__WORK TO BE COMPLETED__:
Return all the entries exactly, keeping pictures out.

· · · · ·

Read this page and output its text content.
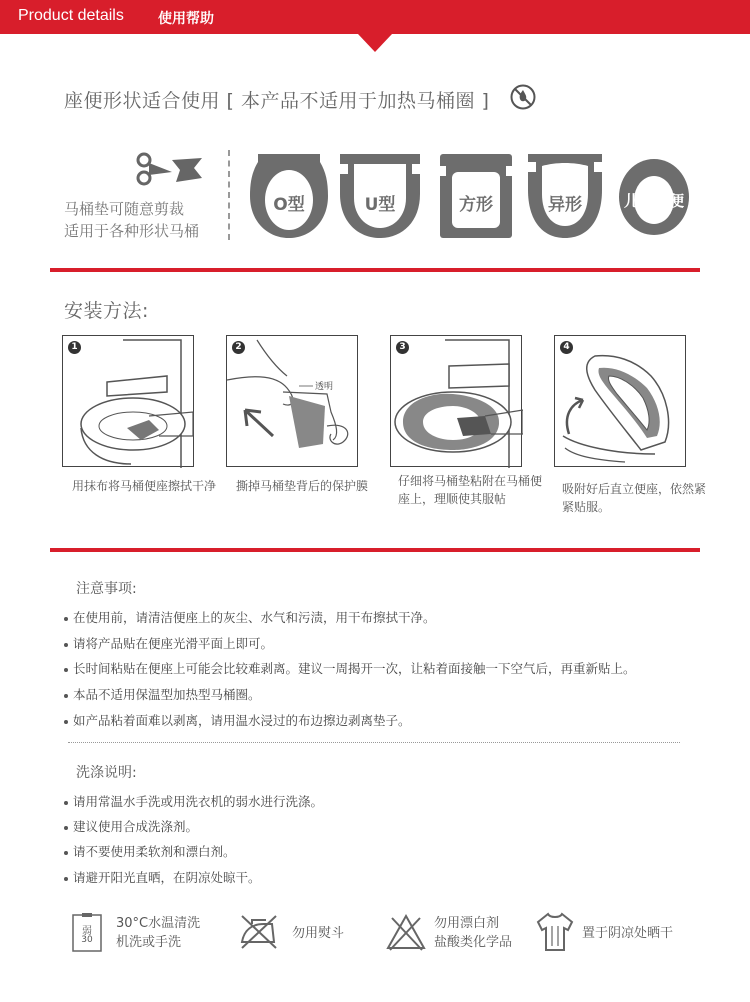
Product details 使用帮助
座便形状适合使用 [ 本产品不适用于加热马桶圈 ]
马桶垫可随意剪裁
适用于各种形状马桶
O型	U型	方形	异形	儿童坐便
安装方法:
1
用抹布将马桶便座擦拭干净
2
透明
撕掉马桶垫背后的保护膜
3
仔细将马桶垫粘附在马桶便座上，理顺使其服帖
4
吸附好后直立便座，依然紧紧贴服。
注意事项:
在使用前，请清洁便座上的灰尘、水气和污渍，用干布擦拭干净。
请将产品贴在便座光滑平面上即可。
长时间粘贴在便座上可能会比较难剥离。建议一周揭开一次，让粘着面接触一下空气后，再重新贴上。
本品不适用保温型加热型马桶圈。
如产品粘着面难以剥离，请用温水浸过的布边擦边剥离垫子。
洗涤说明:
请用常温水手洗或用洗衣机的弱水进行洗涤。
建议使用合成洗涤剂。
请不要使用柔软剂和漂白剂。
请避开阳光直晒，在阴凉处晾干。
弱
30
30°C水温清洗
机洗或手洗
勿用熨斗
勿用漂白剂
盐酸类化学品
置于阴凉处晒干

· · · · ·

__WRITTEN SOLUTION__:
Read this page and output its text content.
Product details 使用帮助
座便形状适合使用 [ 本产品不适用于加热马桶圈 ]
马桶垫可随意剪裁
适用于各种形状马桶
O型	U型	方形	异形	儿童坐便
安装方法:
1
用抹布将马桶便座擦拭干净
2
透明
撕掉马桶垫背后的保护膜
3
仔细将马桶垫粘附在马桶便座上，理顺使其服帖
4
吸附好后直立便座，依然紧紧贴服。
注意事项:
在使用前，请清洁便座上的灰尘、水气和污渍，用干布擦拭干净。
请将产品贴在便座光滑平面上即可。
长时间粘贴在便座上可能会比较难剥离。建议一周揭开一次，让粘着面接触一下空气后，再重新贴上。
本品不适用保温型加热型马桶圈。
如产品粘着面难以剥离，请用温水浸过的布边擦边剥离垫子。
洗涤说明:
请用常温水手洗或用洗衣机的弱水进行洗涤。
建议使用合成洗涤剂。
请不要使用柔软剂和漂白剂。
请避开阳光直晒，在阴凉处晾干。
弱
30
30°C水温清洗
机洗或手洗
勿用熨斗
勿用漂白剂
盐酸类化学品
置于阴凉处晒干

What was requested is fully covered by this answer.